» **Directions for this task**:
In your copy, repeat the records exactly and leave out the pictures.

________________

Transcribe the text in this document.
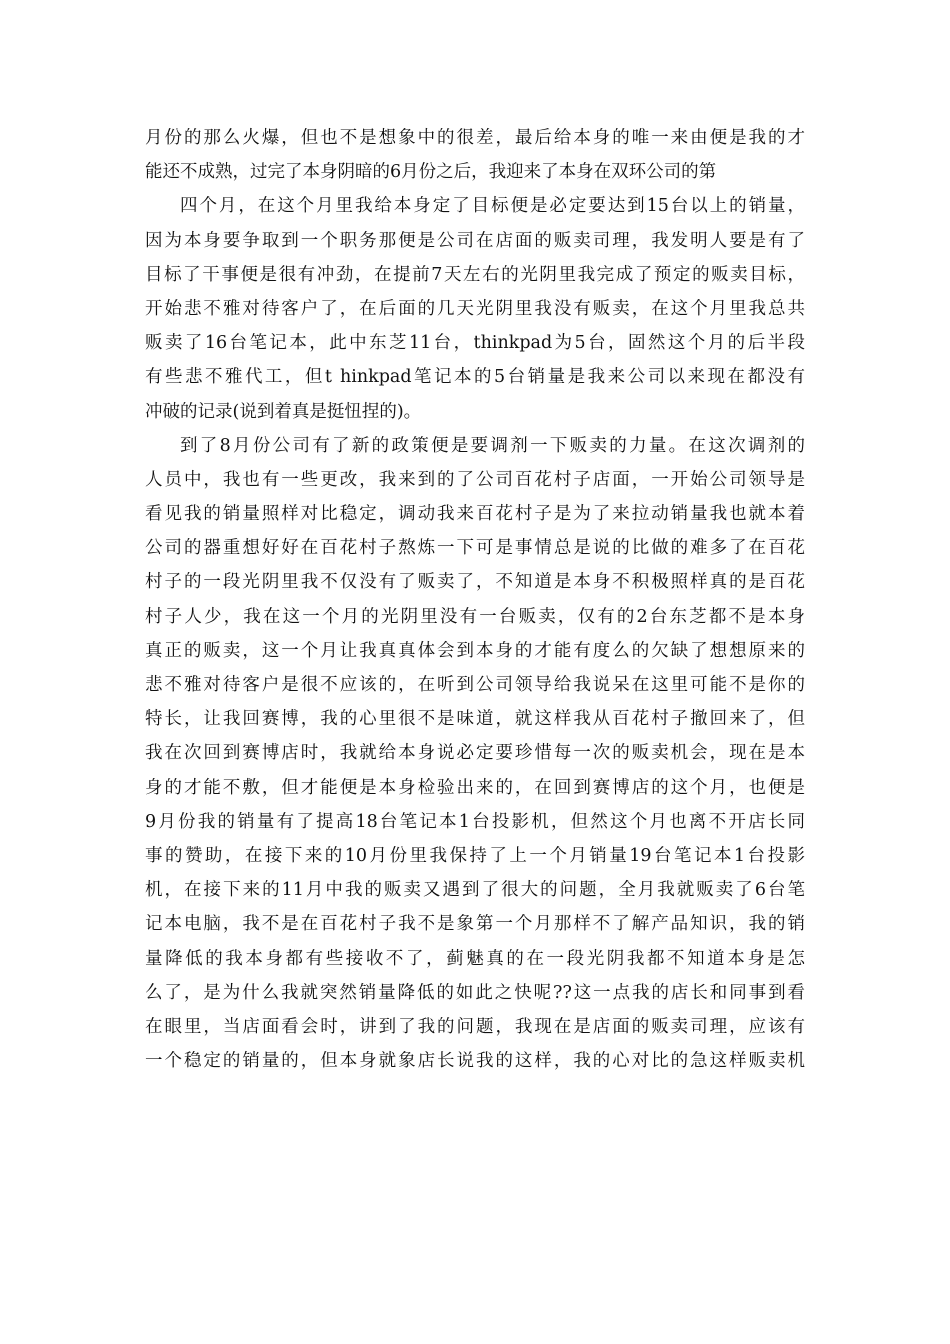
月份的那么火爆，但也不是想象中的很差，最后给本身的唯一来由便是我的才
能还不成熟，过完了本身阴暗的6月份之后，我迎来了本身在双环公司的第
四个月，在这个月里我给本身定了目标便是必定要达到15台以上的销量，
因为本身要争取到一个职务那便是公司在店面的贩卖司理，我发明人要是有了
目标了干事便是很有冲劲，在提前7天左右的光阴里我完成了预定的贩卖目标，
开始悲不雅对待客户了，在后面的几天光阴里我没有贩卖，在这个月里我总共
贩卖了16台笔记本，此中东芝11台，thinkpad为5台，固然这个月的后半段
有些悲不雅代工，但t hinkpad笔记本的5台销量是我来公司以来现在都没有
冲破的记录(说到着真是挺忸捏的)。
到了8月份公司有了新的政策便是要调剂一下贩卖的力量。在这次调剂的
人员中，我也有一些更改，我来到的了公司百花村子店面，一开始公司领导是
看见我的销量照样对比稳定，调动我来百花村子是为了来拉动销量我也就本着
公司的器重想好好在百花村子熬炼一下可是事情总是说的比做的难多了在百花
村子的一段光阴里我不仅没有了贩卖了，不知道是本身不积极照样真的是百花
村子人少，我在这一个月的光阴里没有一台贩卖，仅有的2台东芝都不是本身
真正的贩卖，这一个月让我真真体会到本身的才能有度么的欠缺了想想原来的
悲不雅对待客户是很不应该的，在听到公司领导给我说呆在这里可能不是你的
特长，让我回赛博，我的心里很不是味道，就这样我从百花村子撤回来了，但
我在次回到赛博店时，我就给本身说必定要珍惜每一次的贩卖机会，现在是本
身的才能不敷，但才能便是本身检验出来的，在回到赛博店的这个月，也便是
9月份我的销量有了提高18台笔记本1台投影机，但然这个月也离不开店长同
事的赞助，在接下来的10月份里我保持了上一个月销量19台笔记本1台投影
机，在接下来的11月中我的贩卖又遇到了很大的问题，全月我就贩卖了6台笔
记本电脑，我不是在百花村子我不是象第一个月那样不了解产品知识，我的销
量降低的我本身都有些接收不了，蓟魅真的在一段光阴我都不知道本身是怎
么了，是为什么我就突然销量降低的如此之快呢??这一点我的店长和同事到看
在眼里，当店面看会时，讲到了我的问题，我现在是店面的贩卖司理，应该有
一个稳定的销量的，但本身就象店长说我的这样，我的心对比的急这样贩卖机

________________

» **Written response**:
Transcribe the text in this document.
月份的那么火爆，但也不是想象中的很差，最后给本身的唯一来由便是我的才
能还不成熟，过完了本身阴暗的6月份之后，我迎来了本身在双环公司的第
四个月，在这个月里我给本身定了目标便是必定要达到15台以上的销量，
因为本身要争取到一个职务那便是公司在店面的贩卖司理，我发明人要是有了
目标了干事便是很有冲劲，在提前7天左右的光阴里我完成了预定的贩卖目标，
开始悲不雅对待客户了，在后面的几天光阴里我没有贩卖，在这个月里我总共
贩卖了16台笔记本，此中东芝11台，thinkpad为5台，固然这个月的后半段
有些悲不雅代工，但t hinkpad笔记本的5台销量是我来公司以来现在都没有
冲破的记录(说到着真是挺忸捏的)。
到了8月份公司有了新的政策便是要调剂一下贩卖的力量。在这次调剂的
人员中，我也有一些更改，我来到的了公司百花村子店面，一开始公司领导是
看见我的销量照样对比稳定，调动我来百花村子是为了来拉动销量我也就本着
公司的器重想好好在百花村子熬炼一下可是事情总是说的比做的难多了在百花
村子的一段光阴里我不仅没有了贩卖了，不知道是本身不积极照样真的是百花
村子人少，我在这一个月的光阴里没有一台贩卖，仅有的2台东芝都不是本身
真正的贩卖，这一个月让我真真体会到本身的才能有度么的欠缺了想想原来的
悲不雅对待客户是很不应该的，在听到公司领导给我说呆在这里可能不是你的
特长，让我回赛博，我的心里很不是味道，就这样我从百花村子撤回来了，但
我在次回到赛博店时，我就给本身说必定要珍惜每一次的贩卖机会，现在是本
身的才能不敷，但才能便是本身检验出来的，在回到赛博店的这个月，也便是
9月份我的销量有了提高18台笔记本1台投影机，但然这个月也离不开店长同
事的赞助，在接下来的10月份里我保持了上一个月销量19台笔记本1台投影
机，在接下来的11月中我的贩卖又遇到了很大的问题，全月我就贩卖了6台笔
记本电脑，我不是在百花村子我不是象第一个月那样不了解产品知识，我的销
量降低的我本身都有些接收不了，蓟魅真的在一段光阴我都不知道本身是怎
么了，是为什么我就突然销量降低的如此之快呢??这一点我的店长和同事到看
在眼里，当店面看会时，讲到了我的问题，我现在是店面的贩卖司理，应该有
一个稳定的销量的，但本身就象店长说我的这样，我的心对比的急这样贩卖机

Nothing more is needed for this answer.